# EXERCISE AIM:
Below is a set of records. Repeat all of them exactly.

(Extracted records)

------------------------------------------------

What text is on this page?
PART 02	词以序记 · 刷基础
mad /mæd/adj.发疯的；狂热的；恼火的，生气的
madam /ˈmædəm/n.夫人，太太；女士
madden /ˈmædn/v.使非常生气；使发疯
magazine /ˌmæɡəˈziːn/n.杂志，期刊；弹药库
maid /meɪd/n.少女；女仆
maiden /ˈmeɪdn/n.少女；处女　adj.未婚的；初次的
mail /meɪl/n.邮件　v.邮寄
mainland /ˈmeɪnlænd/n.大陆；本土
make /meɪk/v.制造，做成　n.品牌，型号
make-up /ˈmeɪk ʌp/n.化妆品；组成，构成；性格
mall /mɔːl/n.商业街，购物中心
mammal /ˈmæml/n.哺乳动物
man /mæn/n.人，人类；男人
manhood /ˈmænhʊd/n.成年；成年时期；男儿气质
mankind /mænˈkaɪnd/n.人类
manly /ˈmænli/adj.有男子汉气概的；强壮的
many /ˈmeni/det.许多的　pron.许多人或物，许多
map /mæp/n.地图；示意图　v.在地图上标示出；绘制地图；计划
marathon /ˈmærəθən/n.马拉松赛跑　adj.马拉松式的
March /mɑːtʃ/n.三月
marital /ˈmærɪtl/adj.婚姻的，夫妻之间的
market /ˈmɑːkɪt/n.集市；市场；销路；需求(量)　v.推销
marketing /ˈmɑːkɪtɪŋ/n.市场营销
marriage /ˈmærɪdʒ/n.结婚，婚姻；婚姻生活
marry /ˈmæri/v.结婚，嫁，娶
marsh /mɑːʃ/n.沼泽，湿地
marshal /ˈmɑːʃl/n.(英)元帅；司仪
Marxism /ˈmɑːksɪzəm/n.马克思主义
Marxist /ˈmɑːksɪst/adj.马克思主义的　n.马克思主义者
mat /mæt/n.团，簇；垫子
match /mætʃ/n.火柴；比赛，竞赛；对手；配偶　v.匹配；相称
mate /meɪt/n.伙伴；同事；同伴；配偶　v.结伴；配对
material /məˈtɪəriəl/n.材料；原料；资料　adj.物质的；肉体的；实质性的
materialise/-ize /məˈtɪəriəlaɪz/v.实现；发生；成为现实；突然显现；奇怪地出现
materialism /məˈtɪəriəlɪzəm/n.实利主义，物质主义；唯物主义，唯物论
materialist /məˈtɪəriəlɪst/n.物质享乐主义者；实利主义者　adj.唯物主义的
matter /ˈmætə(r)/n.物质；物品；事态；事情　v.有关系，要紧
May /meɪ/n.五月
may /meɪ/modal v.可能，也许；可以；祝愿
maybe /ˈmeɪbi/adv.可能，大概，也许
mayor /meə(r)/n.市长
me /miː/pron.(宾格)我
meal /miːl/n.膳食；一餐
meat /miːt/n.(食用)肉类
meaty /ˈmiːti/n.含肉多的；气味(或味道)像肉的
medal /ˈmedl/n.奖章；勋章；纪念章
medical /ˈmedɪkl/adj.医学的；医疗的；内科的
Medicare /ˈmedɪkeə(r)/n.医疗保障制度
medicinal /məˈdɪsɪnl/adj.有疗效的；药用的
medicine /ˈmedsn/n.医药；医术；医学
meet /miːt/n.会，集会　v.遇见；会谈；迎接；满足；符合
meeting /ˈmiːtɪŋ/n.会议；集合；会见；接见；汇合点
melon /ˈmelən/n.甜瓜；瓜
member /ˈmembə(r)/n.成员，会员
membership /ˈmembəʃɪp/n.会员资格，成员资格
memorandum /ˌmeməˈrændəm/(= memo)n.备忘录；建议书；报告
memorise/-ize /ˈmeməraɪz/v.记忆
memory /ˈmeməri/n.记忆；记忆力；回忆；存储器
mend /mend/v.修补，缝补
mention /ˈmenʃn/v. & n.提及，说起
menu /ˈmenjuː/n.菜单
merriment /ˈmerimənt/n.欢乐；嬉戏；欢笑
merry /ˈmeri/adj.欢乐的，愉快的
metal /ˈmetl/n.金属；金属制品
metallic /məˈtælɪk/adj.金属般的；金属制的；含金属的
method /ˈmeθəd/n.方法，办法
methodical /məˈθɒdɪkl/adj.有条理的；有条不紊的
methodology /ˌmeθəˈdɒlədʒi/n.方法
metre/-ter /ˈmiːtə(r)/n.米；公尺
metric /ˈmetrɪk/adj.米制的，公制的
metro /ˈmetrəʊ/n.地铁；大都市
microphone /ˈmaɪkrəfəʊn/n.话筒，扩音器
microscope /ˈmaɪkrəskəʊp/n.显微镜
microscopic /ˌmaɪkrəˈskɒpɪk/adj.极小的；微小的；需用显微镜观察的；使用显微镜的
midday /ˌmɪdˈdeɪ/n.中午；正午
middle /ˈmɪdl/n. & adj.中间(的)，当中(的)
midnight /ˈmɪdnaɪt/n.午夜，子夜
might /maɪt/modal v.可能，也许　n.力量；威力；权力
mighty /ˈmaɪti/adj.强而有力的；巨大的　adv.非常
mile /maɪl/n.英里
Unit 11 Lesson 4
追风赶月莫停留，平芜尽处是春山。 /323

------------------------------------------------

# SOLUTION TO THIS TASK:
What text is on this page?
PART 02	词以序记 · 刷基础
mad /mæd/adj.发疯的；狂热的；恼火的，生气的
madam /ˈmædəm/n.夫人，太太；女士
madden /ˈmædn/v.使非常生气；使发疯
magazine /ˌmæɡəˈziːn/n.杂志，期刊；弹药库
maid /meɪd/n.少女；女仆
maiden /ˈmeɪdn/n.少女；处女　adj.未婚的；初次的
mail /meɪl/n.邮件　v.邮寄
mainland /ˈmeɪnlænd/n.大陆；本土
make /meɪk/v.制造，做成　n.品牌，型号
make-up /ˈmeɪk ʌp/n.化妆品；组成，构成；性格
mall /mɔːl/n.商业街，购物中心
mammal /ˈmæml/n.哺乳动物
man /mæn/n.人，人类；男人
manhood /ˈmænhʊd/n.成年；成年时期；男儿气质
mankind /mænˈkaɪnd/n.人类
manly /ˈmænli/adj.有男子汉气概的；强壮的
many /ˈmeni/det.许多的　pron.许多人或物，许多
map /mæp/n.地图；示意图　v.在地图上标示出；绘制地图；计划
marathon /ˈmærəθən/n.马拉松赛跑　adj.马拉松式的
March /mɑːtʃ/n.三月
marital /ˈmærɪtl/adj.婚姻的，夫妻之间的
market /ˈmɑːkɪt/n.集市；市场；销路；需求(量)　v.推销
marketing /ˈmɑːkɪtɪŋ/n.市场营销
marriage /ˈmærɪdʒ/n.结婚，婚姻；婚姻生活
marry /ˈmæri/v.结婚，嫁，娶
marsh /mɑːʃ/n.沼泽，湿地
marshal /ˈmɑːʃl/n.(英)元帅；司仪
Marxism /ˈmɑːksɪzəm/n.马克思主义
Marxist /ˈmɑːksɪst/adj.马克思主义的　n.马克思主义者
mat /mæt/n.团，簇；垫子
match /mætʃ/n.火柴；比赛，竞赛；对手；配偶　v.匹配；相称
mate /meɪt/n.伙伴；同事；同伴；配偶　v.结伴；配对
material /məˈtɪəriəl/n.材料；原料；资料　adj.物质的；肉体的；实质性的
materialise/-ize /məˈtɪəriəlaɪz/v.实现；发生；成为现实；突然显现；奇怪地出现
materialism /məˈtɪəriəlɪzəm/n.实利主义，物质主义；唯物主义，唯物论
materialist /məˈtɪəriəlɪst/n.物质享乐主义者；实利主义者　adj.唯物主义的
matter /ˈmætə(r)/n.物质；物品；事态；事情　v.有关系，要紧
May /meɪ/n.五月
may /meɪ/modal v.可能，也许；可以；祝愿
maybe /ˈmeɪbi/adv.可能，大概，也许
mayor /meə(r)/n.市长
me /miː/pron.(宾格)我
meal /miːl/n.膳食；一餐
meat /miːt/n.(食用)肉类
meaty /ˈmiːti/n.含肉多的；气味(或味道)像肉的
medal /ˈmedl/n.奖章；勋章；纪念章
medical /ˈmedɪkl/adj.医学的；医疗的；内科的
Medicare /ˈmedɪkeə(r)/n.医疗保障制度
medicinal /məˈdɪsɪnl/adj.有疗效的；药用的
medicine /ˈmedsn/n.医药；医术；医学
meet /miːt/n.会，集会　v.遇见；会谈；迎接；满足；符合
meeting /ˈmiːtɪŋ/n.会议；集合；会见；接见；汇合点
melon /ˈmelən/n.甜瓜；瓜
member /ˈmembə(r)/n.成员，会员
membership /ˈmembəʃɪp/n.会员资格，成员资格
memorandum /ˌmeməˈrændəm/(= memo)n.备忘录；建议书；报告
memorise/-ize /ˈmeməraɪz/v.记忆
memory /ˈmeməri/n.记忆；记忆力；回忆；存储器
mend /mend/v.修补，缝补
mention /ˈmenʃn/v. & n.提及，说起
menu /ˈmenjuː/n.菜单
merriment /ˈmerimənt/n.欢乐；嬉戏；欢笑
merry /ˈmeri/adj.欢乐的，愉快的
metal /ˈmetl/n.金属；金属制品
metallic /məˈtælɪk/adj.金属般的；金属制的；含金属的
method /ˈmeθəd/n.方法，办法
methodical /məˈθɒdɪkl/adj.有条理的；有条不紊的
methodology /ˌmeθəˈdɒlədʒi/n.方法
metre/-ter /ˈmiːtə(r)/n.米；公尺
metric /ˈmetrɪk/adj.米制的，公制的
metro /ˈmetrəʊ/n.地铁；大都市
microphone /ˈmaɪkrəfəʊn/n.话筒，扩音器
microscope /ˈmaɪkrəskəʊp/n.显微镜
microscopic /ˌmaɪkrəˈskɒpɪk/adj.极小的；微小的；需用显微镜观察的；使用显微镜的
midday /ˌmɪdˈdeɪ/n.中午；正午
middle /ˈmɪdl/n. & adj.中间(的)，当中(的)
midnight /ˈmɪdnaɪt/n.午夜，子夜
might /maɪt/modal v.可能，也许　n.力量；威力；权力
mighty /ˈmaɪti/adj.强而有力的；巨大的　adv.非常
mile /maɪl/n.英里
Unit 11 Lesson 4
追风赶月莫停留，平芜尽处是春山。 /323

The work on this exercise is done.